Your objective ->
Gather all lines in the entries that include the word "Consequently".
== Extracted information ==
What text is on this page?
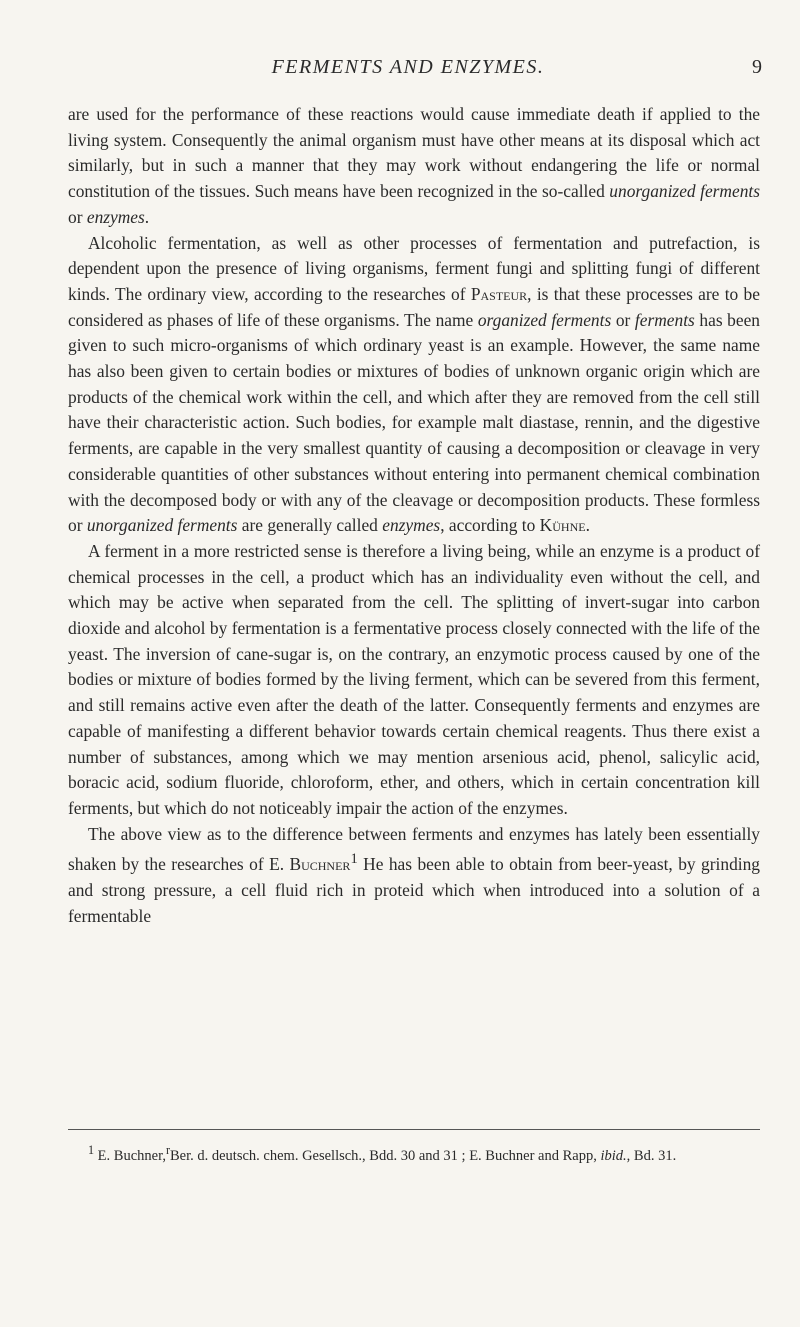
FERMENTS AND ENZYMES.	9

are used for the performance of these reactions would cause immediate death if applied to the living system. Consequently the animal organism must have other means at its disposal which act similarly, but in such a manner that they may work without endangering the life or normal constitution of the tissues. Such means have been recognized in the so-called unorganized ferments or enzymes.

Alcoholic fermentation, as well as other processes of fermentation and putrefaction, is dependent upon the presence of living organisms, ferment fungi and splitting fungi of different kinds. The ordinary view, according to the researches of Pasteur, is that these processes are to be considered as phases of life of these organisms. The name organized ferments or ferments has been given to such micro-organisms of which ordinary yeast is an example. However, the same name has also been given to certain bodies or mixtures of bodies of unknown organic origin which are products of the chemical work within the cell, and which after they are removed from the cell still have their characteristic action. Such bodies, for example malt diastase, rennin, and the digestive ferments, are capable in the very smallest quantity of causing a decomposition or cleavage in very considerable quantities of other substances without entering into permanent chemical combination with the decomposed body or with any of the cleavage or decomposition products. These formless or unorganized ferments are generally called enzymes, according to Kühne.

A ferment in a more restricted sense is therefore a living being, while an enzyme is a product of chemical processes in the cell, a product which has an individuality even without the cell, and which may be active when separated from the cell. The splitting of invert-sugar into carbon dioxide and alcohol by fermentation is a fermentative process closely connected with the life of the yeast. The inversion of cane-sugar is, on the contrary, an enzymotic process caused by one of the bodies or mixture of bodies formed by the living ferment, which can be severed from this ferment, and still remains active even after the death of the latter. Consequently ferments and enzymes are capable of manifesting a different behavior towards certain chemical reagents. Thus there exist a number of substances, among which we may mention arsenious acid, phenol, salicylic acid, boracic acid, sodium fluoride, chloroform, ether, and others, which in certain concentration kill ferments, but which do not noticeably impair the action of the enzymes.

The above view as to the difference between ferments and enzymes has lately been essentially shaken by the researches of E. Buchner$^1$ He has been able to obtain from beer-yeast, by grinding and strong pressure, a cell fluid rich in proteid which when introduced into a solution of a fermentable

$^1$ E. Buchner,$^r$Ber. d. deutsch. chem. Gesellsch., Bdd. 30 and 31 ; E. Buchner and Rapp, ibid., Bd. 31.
===
Task result ->
are used for the performance of these reactions would cause immediate death if applied to the living system. Consequently the animal organism must have other means at its disposal which act similarly, but in such a manner that they may work without endangering the life or normal constitution of the tissues. Such means have been recognized in the so-called unorganized ferments or enzymes.
A ferment in a more restricted sense is therefore a living being, while an enzyme is a product of chemical processes in the cell, a product which has an individuality even without the cell, and which may be active when separated from the cell. The splitting of invert-sugar into carbon dioxide and alcohol by fermentation is a fermentative process closely connected with the life of the yeast. The inversion of cane-sugar is, on the contrary, an enzymotic process caused by one of the bodies or mixture of bodies formed by the living ferment, which can be severed from this ferment, and still remains active even after the death of the latter. Consequently ferments and enzymes are capable of manifesting a different behavior towards certain chemical reagents. Thus there exist a number of substances, among which we may mention arsenious acid, phenol, salicylic acid, boracic acid, sodium fluoride, chloroform, ether, and others, which in certain concentration kill ferments, but which do not noticeably impair the action of the enzymes.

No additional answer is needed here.